Goal: Work out the number of lines with the word "color" in the material below, then reply with that number only.

Record list:

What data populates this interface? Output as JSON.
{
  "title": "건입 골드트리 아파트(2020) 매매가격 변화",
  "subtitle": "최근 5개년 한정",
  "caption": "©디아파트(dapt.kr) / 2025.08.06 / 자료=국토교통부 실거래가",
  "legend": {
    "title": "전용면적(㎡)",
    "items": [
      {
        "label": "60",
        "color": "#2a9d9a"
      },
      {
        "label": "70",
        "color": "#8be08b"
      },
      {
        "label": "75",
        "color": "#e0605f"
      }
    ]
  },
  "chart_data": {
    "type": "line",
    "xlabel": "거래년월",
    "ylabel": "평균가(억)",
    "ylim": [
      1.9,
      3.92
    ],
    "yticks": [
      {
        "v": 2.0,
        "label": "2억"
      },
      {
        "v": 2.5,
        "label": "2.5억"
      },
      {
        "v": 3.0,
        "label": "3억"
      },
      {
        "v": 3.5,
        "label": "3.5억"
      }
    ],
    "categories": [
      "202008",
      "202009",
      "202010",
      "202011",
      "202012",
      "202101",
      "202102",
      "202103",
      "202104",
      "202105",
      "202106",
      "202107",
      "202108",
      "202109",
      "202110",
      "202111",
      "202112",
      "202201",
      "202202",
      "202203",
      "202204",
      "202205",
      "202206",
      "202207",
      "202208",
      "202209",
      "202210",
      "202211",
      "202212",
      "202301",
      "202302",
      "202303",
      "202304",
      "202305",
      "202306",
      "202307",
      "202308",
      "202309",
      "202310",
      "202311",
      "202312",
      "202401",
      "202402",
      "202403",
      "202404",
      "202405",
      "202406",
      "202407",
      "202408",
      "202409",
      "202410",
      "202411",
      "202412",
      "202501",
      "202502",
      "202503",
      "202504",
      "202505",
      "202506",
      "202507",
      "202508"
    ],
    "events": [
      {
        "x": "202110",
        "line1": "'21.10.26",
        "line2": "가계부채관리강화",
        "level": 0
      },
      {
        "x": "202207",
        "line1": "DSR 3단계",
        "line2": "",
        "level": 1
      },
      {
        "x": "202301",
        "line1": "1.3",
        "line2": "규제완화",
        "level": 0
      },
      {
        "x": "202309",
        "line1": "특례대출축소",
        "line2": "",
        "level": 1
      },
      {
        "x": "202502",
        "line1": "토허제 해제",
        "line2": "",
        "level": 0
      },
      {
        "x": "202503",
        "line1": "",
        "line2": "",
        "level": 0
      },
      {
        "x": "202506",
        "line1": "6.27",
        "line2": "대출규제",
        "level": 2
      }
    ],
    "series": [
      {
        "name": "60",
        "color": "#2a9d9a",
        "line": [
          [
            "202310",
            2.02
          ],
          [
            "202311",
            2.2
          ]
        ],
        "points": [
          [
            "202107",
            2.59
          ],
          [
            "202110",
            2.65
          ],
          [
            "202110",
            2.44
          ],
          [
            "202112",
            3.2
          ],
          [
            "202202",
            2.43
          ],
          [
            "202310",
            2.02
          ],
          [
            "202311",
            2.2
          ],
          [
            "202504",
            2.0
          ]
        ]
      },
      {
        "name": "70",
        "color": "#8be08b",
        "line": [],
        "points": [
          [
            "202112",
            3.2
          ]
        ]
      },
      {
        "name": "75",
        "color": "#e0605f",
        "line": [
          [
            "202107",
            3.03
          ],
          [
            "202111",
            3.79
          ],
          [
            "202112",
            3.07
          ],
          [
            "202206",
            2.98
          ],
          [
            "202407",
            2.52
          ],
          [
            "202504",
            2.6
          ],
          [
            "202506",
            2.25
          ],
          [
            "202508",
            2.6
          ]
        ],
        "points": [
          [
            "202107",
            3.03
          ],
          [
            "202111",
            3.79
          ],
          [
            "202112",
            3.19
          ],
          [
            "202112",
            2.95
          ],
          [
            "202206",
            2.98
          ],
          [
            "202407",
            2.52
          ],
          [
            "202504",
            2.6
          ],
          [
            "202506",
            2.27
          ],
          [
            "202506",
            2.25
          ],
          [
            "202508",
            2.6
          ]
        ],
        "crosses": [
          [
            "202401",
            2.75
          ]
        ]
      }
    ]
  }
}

Solution to this problem: 6